Without changing a character, return the entries, but not the images they hold.
------ Dataset entries ------
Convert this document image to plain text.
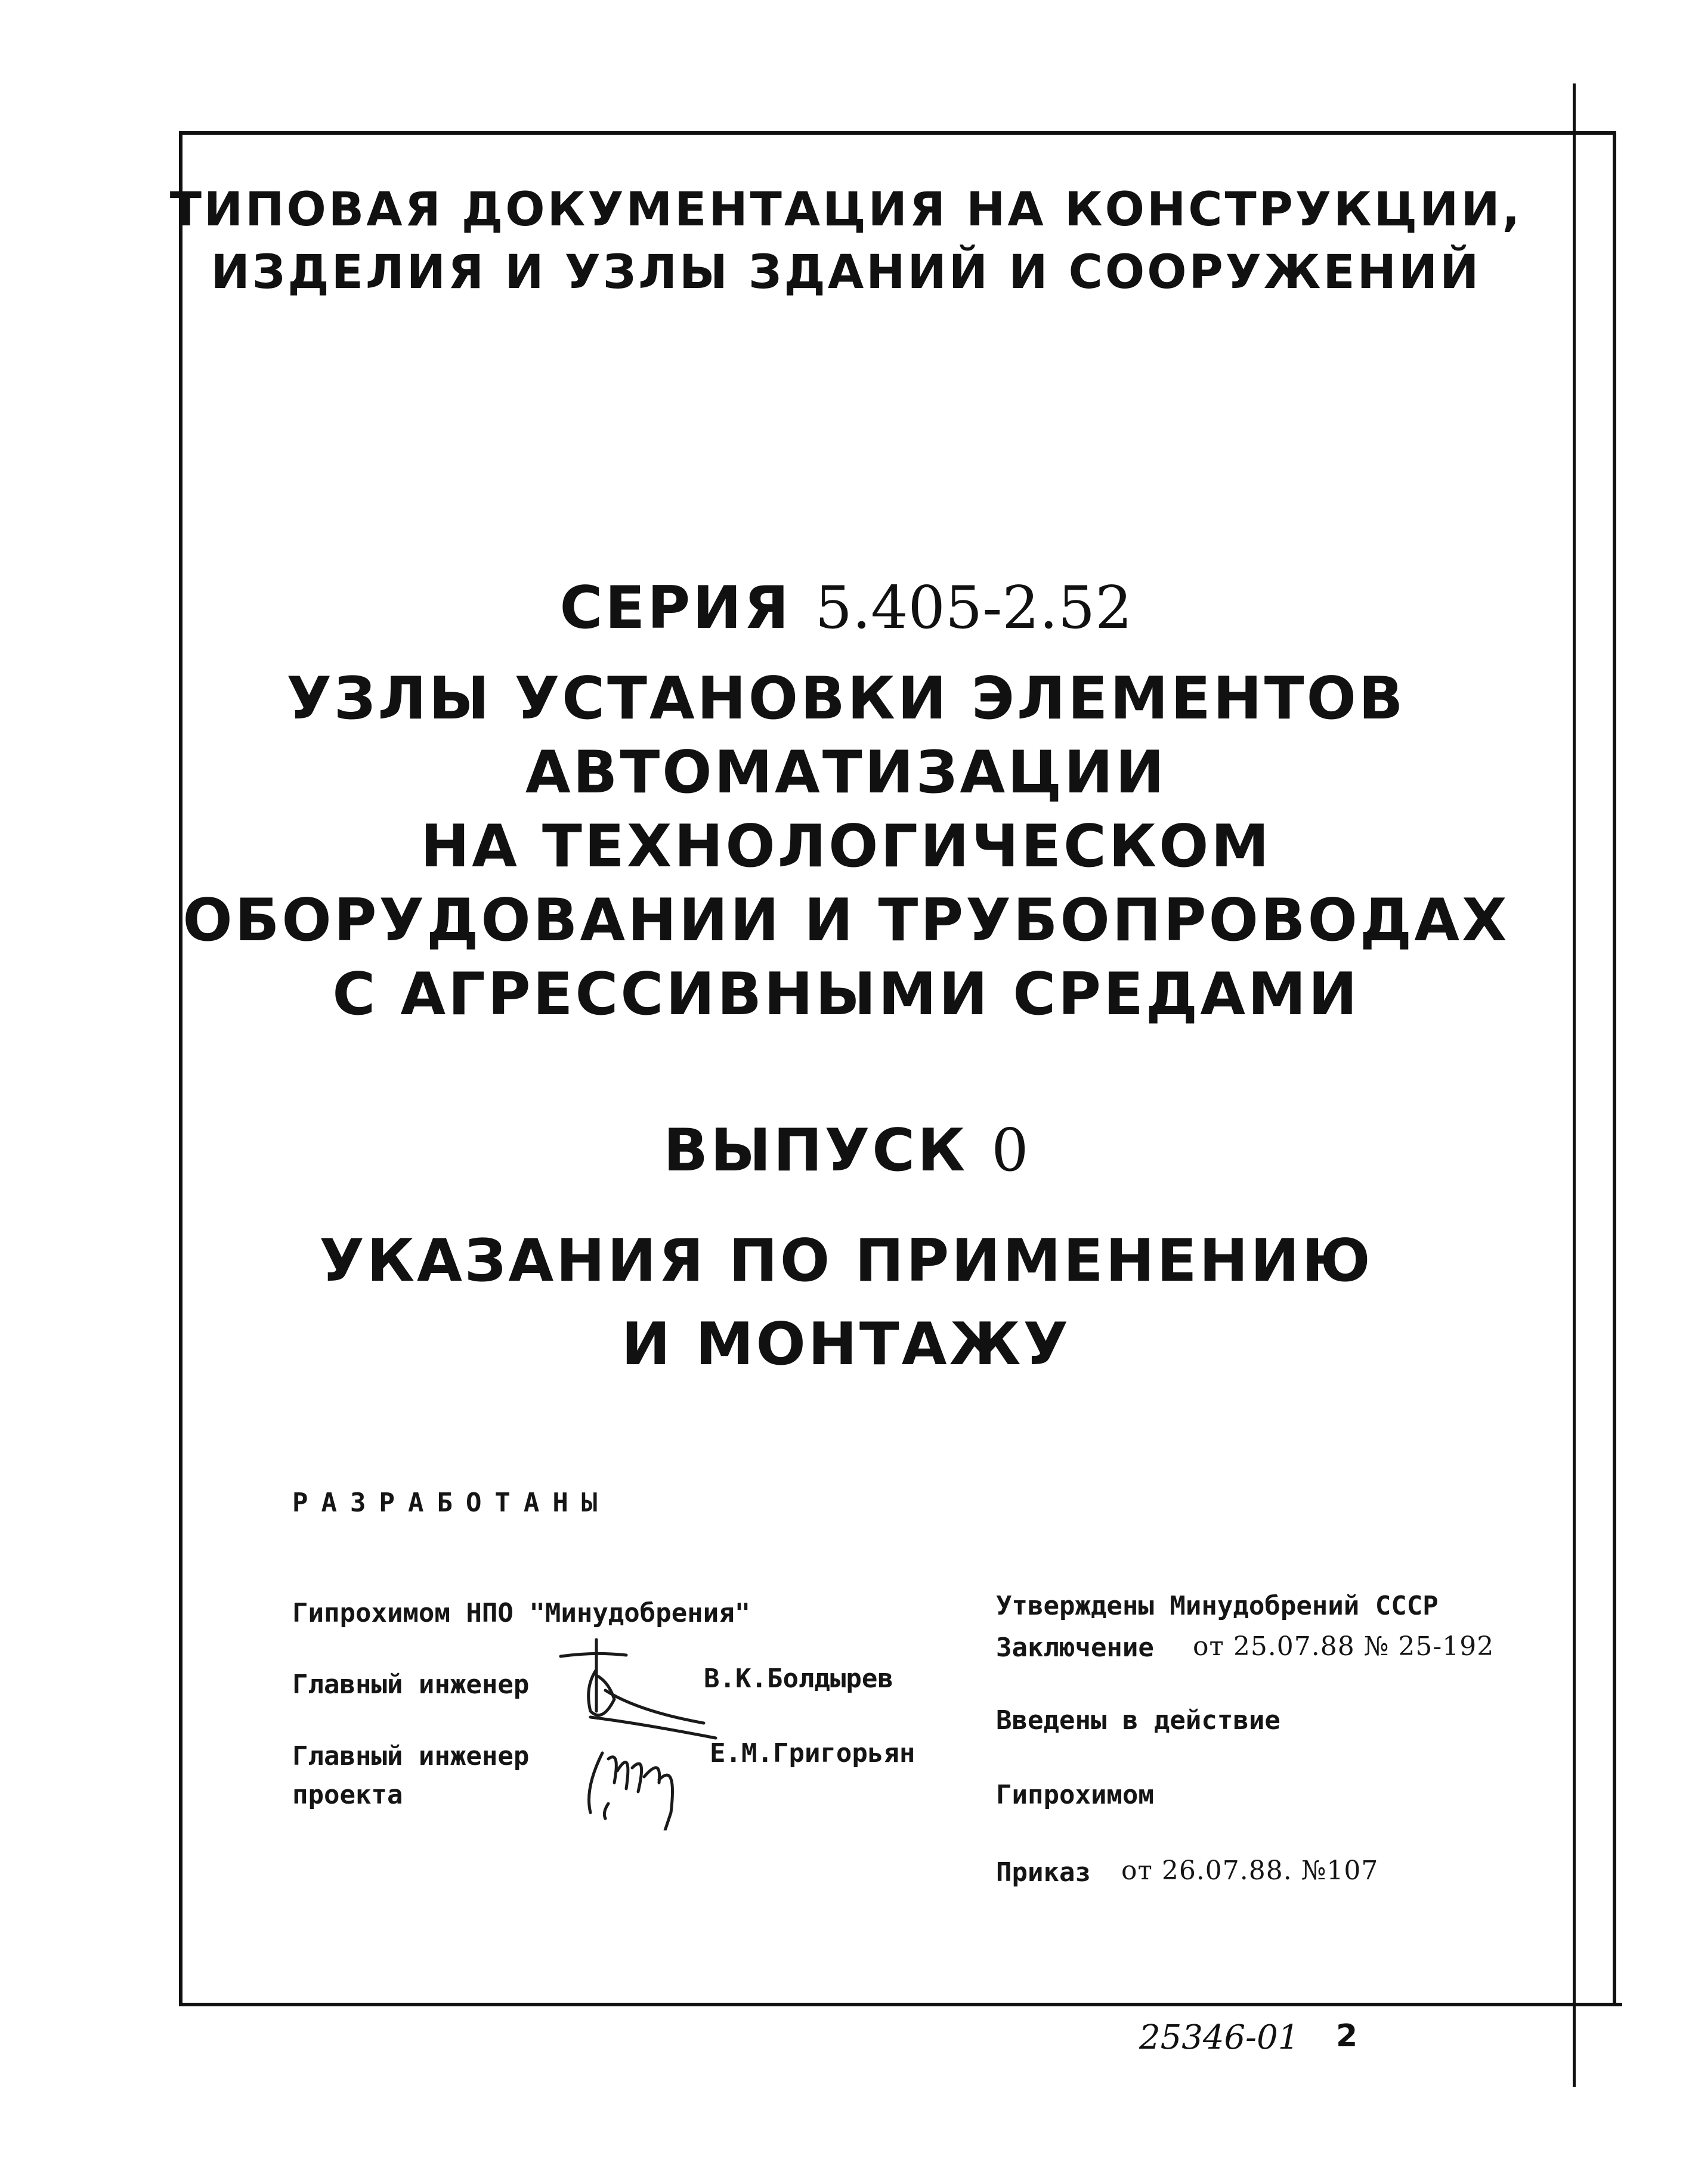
ТИПОВАЯ ДОКУМЕНТАЦИЯ НА КОНСТРУКЦИИ,
ИЗДЕЛИЯ И УЗЛЫ ЗДАНИЙ И СООРУЖЕНИЙ
СЕРИЯ 5.405-2.52
УЗЛЫ УСТАНОВКИ ЭЛЕМЕНТОВ
АВТОМАТИЗАЦИИ
НА ТЕХНОЛОГИЧЕСКОМ
ОБОРУДОВАНИИ И ТРУБОПРОВОДАХ
С АГРЕССИВНЫМИ СРЕДАМИ
ВЫПУСК 0
УКАЗАНИЯ ПО ПРИМЕНЕНИЮ
И МОНТАЖУ
РАЗРАБОТАНЫ
Гипрохимом НПО "Минудобрения"
Главный инженер	В.К.Болдырев
Главный инженер
проекта
Е.М.Григорьян
Утверждены Минудобрений СССР
Заключение от 25.07.88 № 25-192
Введены в действие
Гипрохимом
Приказ от 26.07.88. №107
25346-01 2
------
• _Worked solution_:
Convert this document image to plain text.
ТИПОВАЯ ДОКУМЕНТАЦИЯ НА КОНСТРУКЦИИ,
ИЗДЕЛИЯ И УЗЛЫ ЗДАНИЙ И СООРУЖЕНИЙ
СЕРИЯ 5.405-2.52
УЗЛЫ УСТАНОВКИ ЭЛЕМЕНТОВ
АВТОМАТИЗАЦИИ
НА ТЕХНОЛОГИЧЕСКОМ
ОБОРУДОВАНИИ И ТРУБОПРОВОДАХ
С АГРЕССИВНЫМИ СРЕДАМИ
ВЫПУСК 0
УКАЗАНИЯ ПО ПРИМЕНЕНИЮ
И МОНТАЖУ
РАЗРАБОТАНЫ
Гипрохимом НПО "Минудобрения"
Главный инженер	В.К.Болдырев
Главный инженер
проекта
Е.М.Григорьян
Утверждены Минудобрений СССР
Заключение от 25.07.88 № 25-192
Введены в действие
Гипрохимом
Приказ от 26.07.88. №107
25346-01 2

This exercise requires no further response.